───── Records supplied

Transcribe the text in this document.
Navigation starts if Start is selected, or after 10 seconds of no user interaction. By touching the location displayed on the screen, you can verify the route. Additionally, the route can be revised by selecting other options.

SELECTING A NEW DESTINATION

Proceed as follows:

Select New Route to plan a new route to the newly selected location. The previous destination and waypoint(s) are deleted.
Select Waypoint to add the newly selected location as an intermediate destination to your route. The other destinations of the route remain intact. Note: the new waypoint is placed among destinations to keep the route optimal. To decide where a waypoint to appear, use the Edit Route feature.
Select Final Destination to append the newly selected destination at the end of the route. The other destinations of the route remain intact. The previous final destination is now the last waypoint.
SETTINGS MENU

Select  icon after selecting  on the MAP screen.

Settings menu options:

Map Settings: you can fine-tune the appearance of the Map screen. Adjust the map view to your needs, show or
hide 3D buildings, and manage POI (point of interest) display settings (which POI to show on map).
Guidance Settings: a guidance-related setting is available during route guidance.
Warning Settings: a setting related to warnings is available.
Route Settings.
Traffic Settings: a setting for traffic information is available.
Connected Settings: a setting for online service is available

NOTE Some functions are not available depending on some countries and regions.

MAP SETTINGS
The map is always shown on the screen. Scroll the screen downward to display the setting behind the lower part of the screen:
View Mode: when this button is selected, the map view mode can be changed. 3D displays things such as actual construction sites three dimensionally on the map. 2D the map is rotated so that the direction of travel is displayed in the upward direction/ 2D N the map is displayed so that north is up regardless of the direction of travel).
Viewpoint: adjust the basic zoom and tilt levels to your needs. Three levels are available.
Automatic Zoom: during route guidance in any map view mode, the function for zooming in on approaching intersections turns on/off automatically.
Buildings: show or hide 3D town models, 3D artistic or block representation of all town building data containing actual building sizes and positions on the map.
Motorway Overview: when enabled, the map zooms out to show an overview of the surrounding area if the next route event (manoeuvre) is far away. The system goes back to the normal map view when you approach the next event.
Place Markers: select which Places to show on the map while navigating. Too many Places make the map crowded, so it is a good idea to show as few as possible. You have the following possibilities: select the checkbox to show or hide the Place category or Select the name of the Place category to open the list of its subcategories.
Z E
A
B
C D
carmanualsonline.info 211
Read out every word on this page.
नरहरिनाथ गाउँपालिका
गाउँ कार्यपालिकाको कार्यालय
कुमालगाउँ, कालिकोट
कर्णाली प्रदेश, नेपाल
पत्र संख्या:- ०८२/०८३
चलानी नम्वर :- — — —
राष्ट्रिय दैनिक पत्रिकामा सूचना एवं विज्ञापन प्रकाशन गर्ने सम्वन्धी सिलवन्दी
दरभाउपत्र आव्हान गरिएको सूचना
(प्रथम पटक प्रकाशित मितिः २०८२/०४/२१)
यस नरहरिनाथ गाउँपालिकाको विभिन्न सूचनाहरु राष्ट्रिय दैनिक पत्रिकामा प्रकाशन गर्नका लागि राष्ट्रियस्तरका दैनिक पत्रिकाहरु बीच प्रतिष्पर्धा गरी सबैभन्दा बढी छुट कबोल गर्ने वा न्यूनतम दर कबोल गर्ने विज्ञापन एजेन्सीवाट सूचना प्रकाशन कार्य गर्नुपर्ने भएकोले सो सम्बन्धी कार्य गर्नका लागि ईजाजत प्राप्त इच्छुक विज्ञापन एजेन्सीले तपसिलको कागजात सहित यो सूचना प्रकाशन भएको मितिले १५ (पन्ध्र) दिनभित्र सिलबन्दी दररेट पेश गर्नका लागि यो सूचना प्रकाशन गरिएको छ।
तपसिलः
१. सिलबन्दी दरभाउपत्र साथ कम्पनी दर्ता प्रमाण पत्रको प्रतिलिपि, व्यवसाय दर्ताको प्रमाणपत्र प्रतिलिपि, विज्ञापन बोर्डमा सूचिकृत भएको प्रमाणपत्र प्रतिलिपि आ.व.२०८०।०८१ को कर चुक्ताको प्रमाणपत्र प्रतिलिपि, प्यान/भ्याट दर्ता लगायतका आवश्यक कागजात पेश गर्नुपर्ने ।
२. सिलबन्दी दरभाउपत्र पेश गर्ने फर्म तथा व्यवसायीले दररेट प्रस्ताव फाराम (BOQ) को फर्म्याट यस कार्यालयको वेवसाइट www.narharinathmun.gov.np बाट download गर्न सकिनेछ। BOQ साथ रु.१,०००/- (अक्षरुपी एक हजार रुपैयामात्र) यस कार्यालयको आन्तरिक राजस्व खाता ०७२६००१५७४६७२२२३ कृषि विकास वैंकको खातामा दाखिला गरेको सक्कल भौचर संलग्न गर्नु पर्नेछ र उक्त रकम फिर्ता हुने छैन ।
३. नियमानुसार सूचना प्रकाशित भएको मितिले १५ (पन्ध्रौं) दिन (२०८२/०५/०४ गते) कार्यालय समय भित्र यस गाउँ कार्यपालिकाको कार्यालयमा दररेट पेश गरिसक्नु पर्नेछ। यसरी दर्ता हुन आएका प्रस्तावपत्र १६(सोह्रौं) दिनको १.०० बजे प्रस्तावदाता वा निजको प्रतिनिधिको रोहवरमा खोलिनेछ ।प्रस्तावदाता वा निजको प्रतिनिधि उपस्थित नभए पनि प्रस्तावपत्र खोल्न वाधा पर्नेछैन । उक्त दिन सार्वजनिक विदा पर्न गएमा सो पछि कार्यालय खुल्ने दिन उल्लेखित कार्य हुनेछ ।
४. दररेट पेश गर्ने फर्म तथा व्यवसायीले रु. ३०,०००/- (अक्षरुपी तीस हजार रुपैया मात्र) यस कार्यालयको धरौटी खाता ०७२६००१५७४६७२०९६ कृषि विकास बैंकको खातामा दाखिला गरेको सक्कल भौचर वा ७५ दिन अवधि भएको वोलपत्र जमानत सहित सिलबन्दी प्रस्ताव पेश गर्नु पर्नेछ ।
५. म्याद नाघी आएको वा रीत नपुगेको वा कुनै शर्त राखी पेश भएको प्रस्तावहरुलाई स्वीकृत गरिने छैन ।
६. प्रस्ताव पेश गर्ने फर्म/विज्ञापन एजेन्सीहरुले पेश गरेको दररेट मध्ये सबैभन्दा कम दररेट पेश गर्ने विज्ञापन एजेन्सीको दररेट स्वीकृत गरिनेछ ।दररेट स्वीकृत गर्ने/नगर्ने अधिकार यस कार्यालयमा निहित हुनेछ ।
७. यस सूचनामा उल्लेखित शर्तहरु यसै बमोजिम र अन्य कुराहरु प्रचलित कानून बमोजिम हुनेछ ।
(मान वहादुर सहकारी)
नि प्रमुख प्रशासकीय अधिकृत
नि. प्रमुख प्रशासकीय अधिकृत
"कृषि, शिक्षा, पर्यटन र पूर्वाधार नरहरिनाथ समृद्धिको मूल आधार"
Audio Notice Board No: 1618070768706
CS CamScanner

──────────

What to produce: Scan the data above and copy every line with "needs" in it.

Full output:
Map Settings: you can fine-tune the appearance of the Map screen. Adjust the map view to your needs, show or
Viewpoint: adjust the basic zoom and tilt levels to your needs. Three levels are available.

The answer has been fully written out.